Stored records:
>> Start

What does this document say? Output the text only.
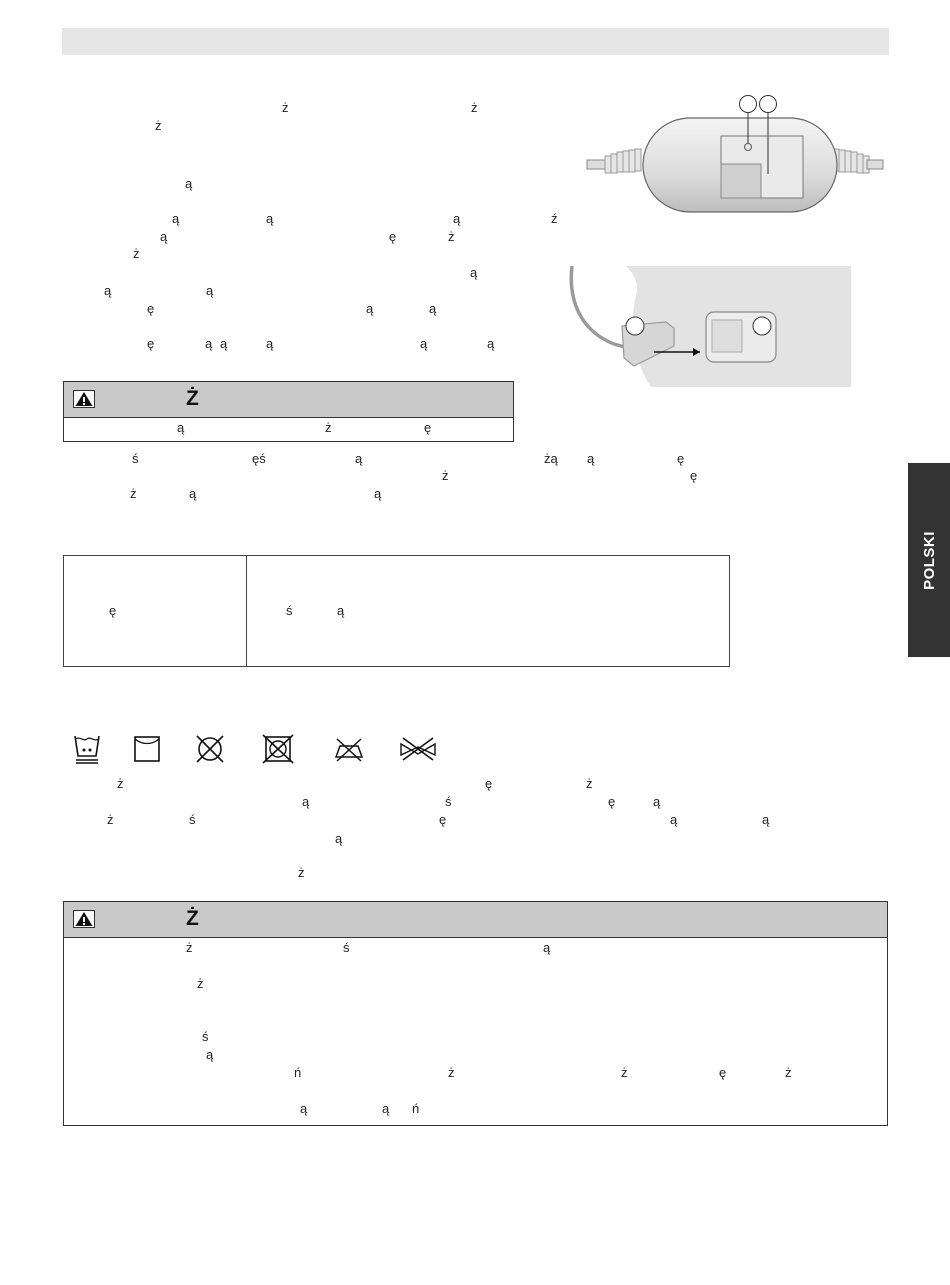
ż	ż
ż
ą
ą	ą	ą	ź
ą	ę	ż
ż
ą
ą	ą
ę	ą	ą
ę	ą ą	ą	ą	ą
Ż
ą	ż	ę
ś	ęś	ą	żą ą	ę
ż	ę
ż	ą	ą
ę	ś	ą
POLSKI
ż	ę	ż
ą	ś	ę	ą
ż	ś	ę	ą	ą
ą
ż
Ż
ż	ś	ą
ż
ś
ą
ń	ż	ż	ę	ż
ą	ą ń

>> End
>> Start

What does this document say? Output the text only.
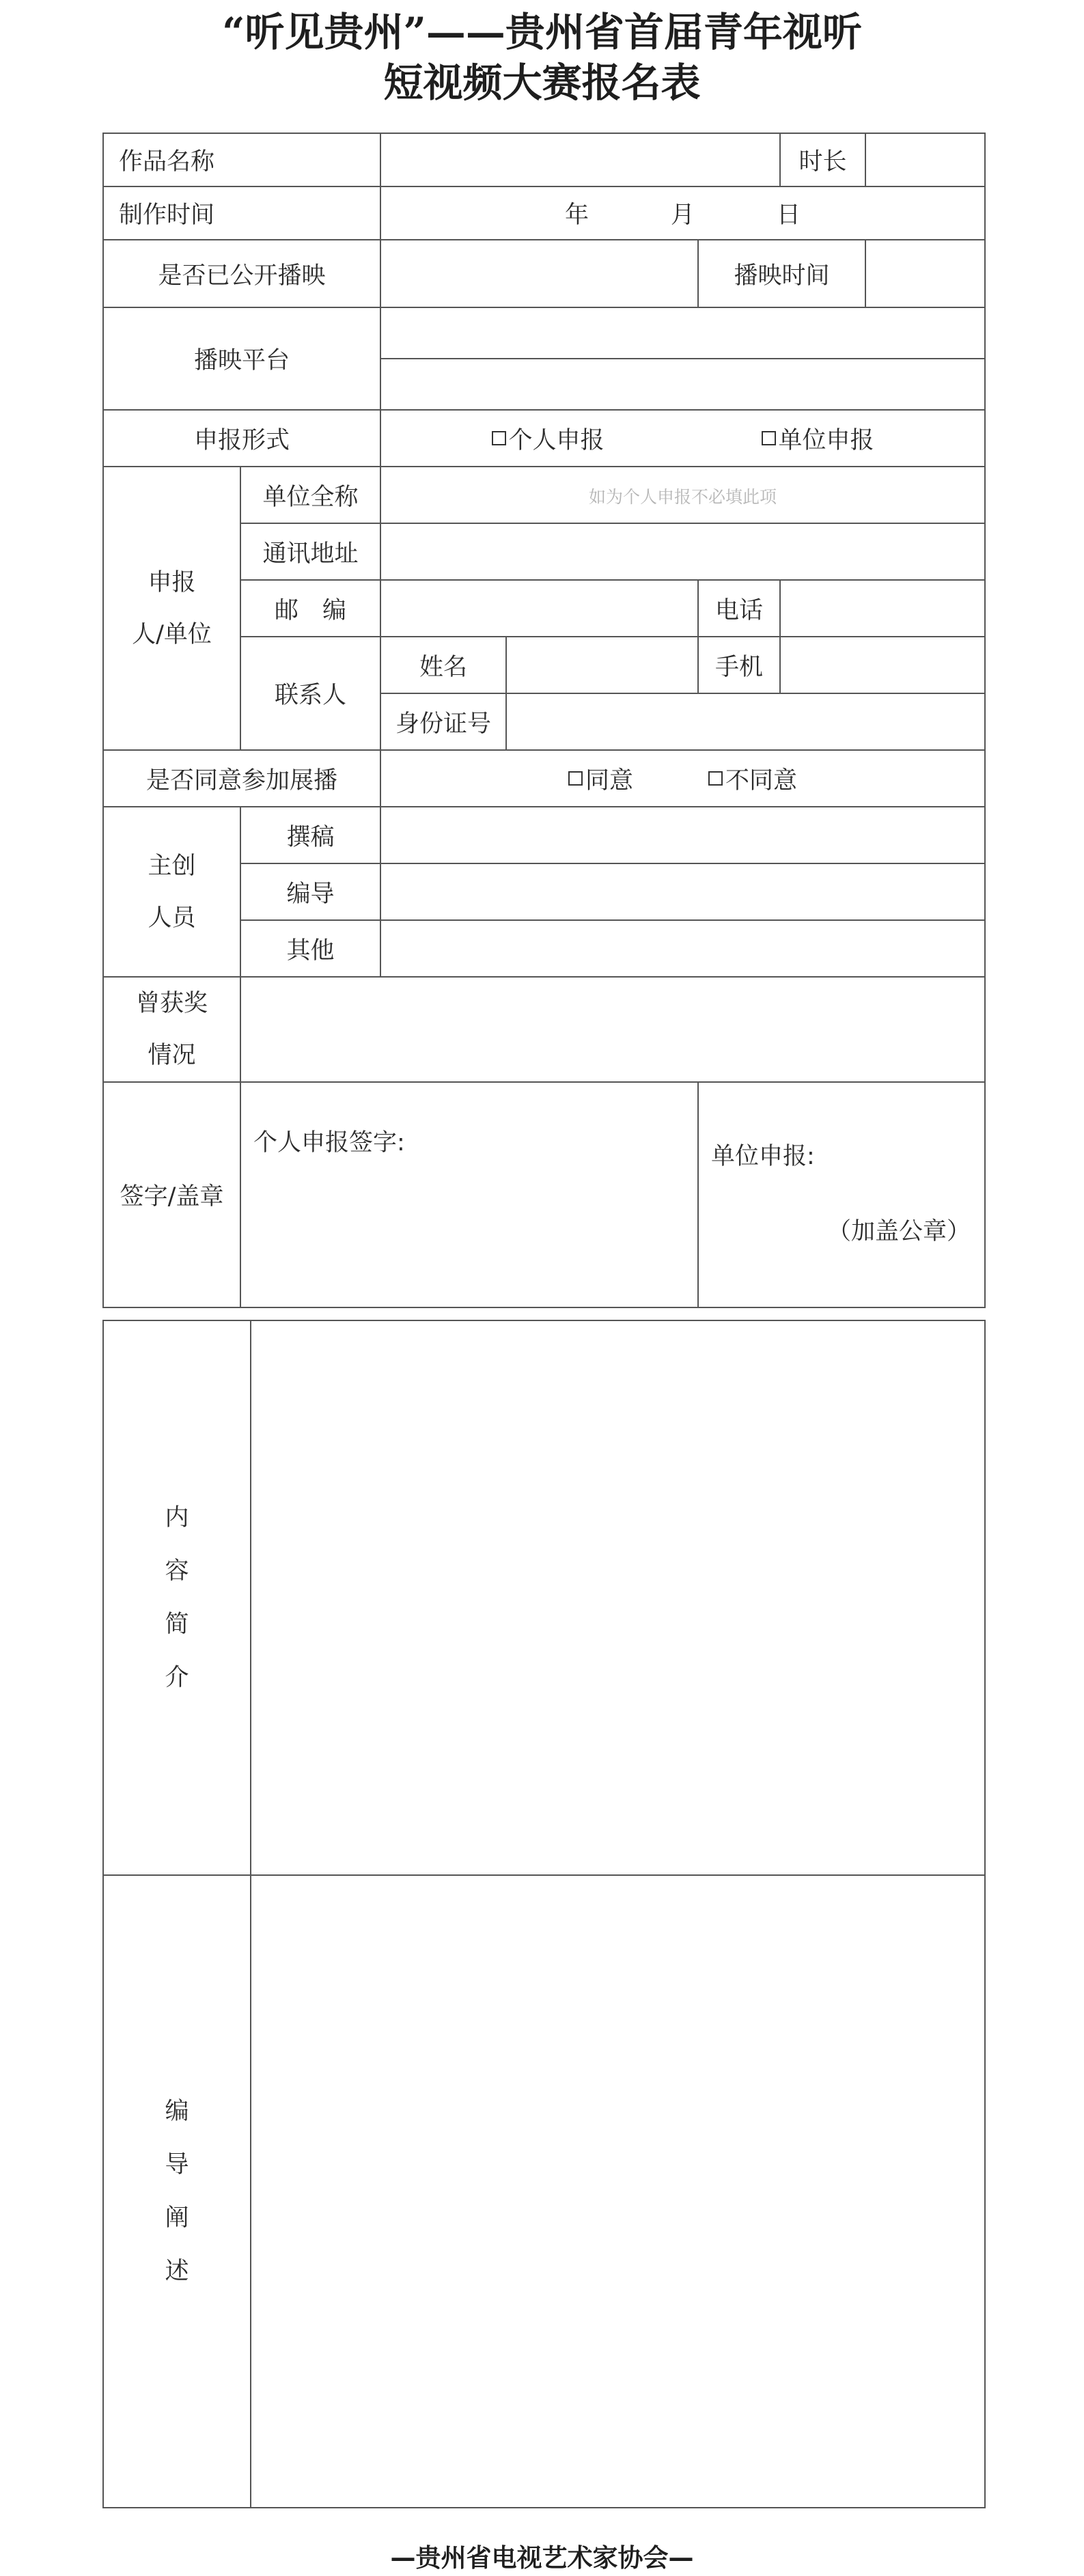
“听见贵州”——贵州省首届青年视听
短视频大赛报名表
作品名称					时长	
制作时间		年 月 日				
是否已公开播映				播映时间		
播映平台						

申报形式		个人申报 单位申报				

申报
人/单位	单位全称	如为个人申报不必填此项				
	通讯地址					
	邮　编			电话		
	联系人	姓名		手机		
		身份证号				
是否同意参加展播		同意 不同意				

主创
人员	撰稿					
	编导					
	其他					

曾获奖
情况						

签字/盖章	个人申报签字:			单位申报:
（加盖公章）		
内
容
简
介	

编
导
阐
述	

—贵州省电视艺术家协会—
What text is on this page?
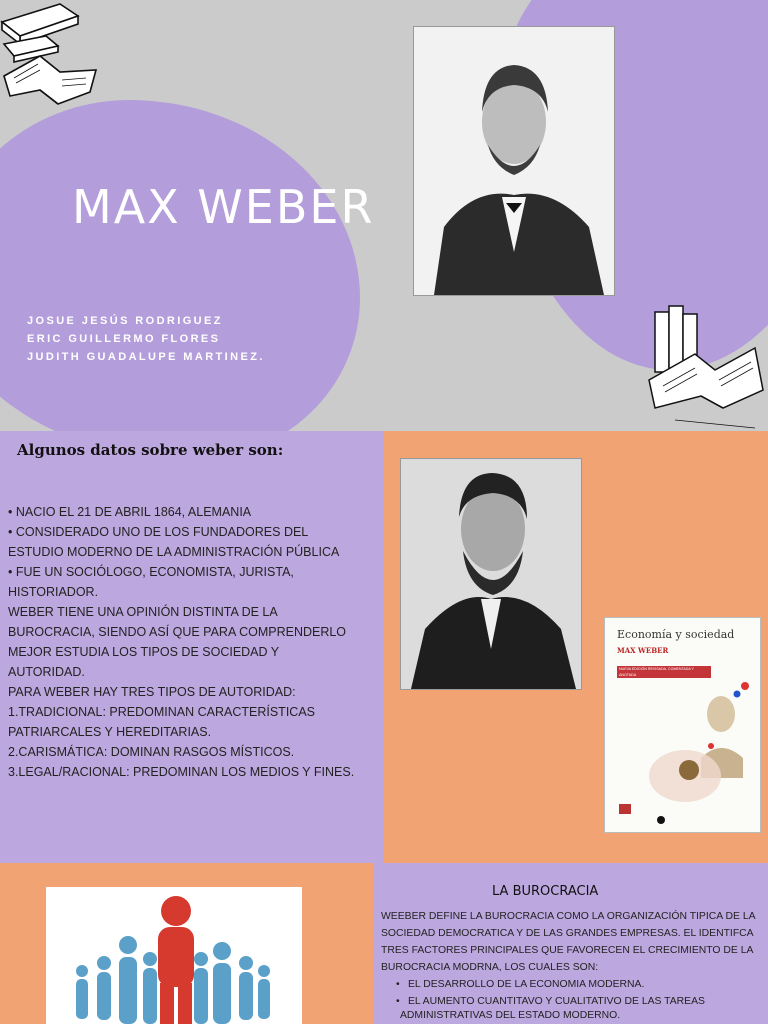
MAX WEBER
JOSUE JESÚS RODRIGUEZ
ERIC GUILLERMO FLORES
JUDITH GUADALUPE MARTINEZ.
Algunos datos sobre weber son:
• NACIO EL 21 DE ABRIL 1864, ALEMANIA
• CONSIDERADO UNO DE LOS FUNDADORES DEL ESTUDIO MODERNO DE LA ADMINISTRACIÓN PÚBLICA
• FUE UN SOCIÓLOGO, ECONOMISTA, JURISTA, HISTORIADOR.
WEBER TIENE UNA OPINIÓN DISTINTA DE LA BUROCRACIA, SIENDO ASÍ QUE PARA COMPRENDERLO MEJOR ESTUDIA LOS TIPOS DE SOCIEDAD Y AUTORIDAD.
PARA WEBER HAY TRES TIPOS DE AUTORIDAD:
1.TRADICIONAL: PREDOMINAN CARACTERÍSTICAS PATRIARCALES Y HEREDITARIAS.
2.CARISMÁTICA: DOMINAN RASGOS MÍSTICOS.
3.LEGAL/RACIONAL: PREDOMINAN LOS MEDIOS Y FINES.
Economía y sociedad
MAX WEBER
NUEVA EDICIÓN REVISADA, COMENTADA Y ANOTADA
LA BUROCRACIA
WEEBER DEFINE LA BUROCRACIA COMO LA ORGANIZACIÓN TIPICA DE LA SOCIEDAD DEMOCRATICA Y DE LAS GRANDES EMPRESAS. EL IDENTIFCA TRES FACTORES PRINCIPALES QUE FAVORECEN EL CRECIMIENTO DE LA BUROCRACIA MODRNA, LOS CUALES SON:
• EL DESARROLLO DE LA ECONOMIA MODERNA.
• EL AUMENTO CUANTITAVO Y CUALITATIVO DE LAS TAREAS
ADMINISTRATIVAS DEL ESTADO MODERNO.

>> End
>> Start

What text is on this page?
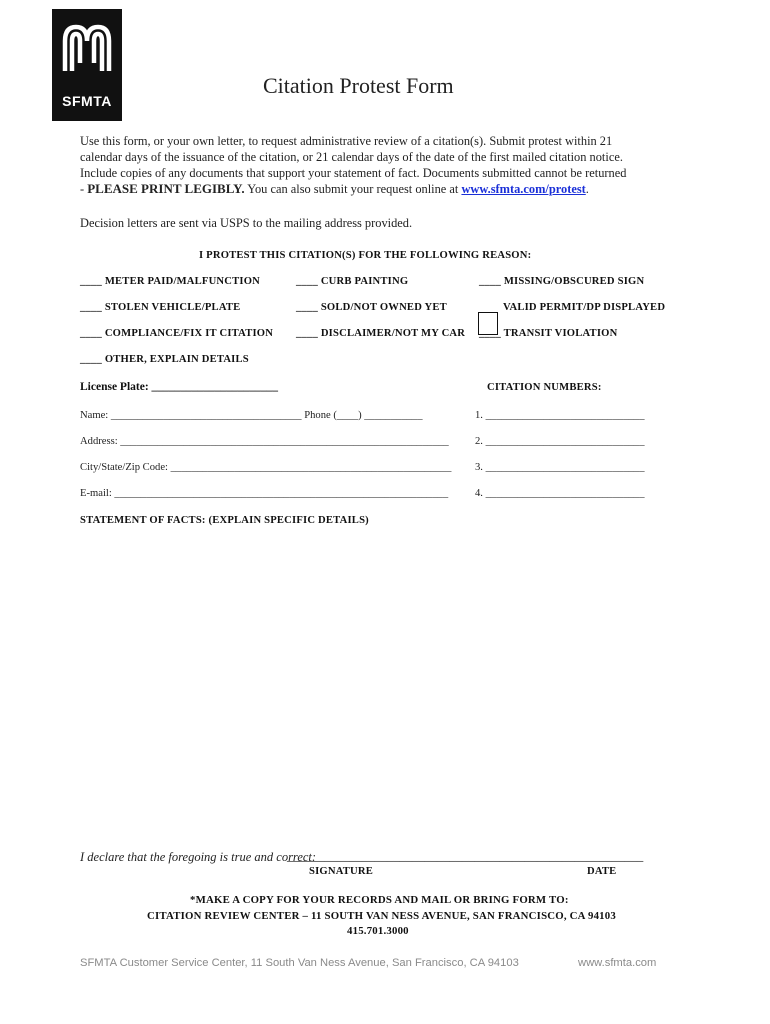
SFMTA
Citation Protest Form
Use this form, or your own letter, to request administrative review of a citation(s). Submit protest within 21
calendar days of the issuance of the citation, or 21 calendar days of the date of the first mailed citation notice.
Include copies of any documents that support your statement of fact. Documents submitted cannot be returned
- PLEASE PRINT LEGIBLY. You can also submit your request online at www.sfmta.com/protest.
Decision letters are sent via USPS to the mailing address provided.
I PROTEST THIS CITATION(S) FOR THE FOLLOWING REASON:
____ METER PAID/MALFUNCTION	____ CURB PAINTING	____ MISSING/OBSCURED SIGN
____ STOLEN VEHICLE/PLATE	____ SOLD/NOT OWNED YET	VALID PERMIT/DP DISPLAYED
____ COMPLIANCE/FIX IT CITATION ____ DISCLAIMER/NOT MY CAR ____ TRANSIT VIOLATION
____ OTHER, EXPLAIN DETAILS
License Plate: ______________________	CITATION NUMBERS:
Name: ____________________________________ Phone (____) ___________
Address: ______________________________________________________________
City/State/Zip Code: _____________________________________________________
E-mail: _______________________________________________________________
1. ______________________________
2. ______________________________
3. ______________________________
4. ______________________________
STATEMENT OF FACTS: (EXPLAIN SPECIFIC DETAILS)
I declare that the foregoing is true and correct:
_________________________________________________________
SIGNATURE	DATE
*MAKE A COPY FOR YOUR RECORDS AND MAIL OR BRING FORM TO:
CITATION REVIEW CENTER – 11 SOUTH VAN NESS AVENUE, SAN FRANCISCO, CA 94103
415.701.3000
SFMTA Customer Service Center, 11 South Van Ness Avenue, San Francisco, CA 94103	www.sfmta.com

>> End

Prompt: Which lines in the data above contain "TIPOS"? Show each one.

Reply to the exercise:
WEBER TIENE UNA OPINIÓN DISTINTA DE LA BUROCRACIA, SIENDO ASÍ QUE PARA COMPRENDERLO MEJOR ESTUDIA LOS TIPOS DE SOCIEDAD Y AUTORIDAD.
PARA WEBER HAY TRES TIPOS DE AUTORIDAD:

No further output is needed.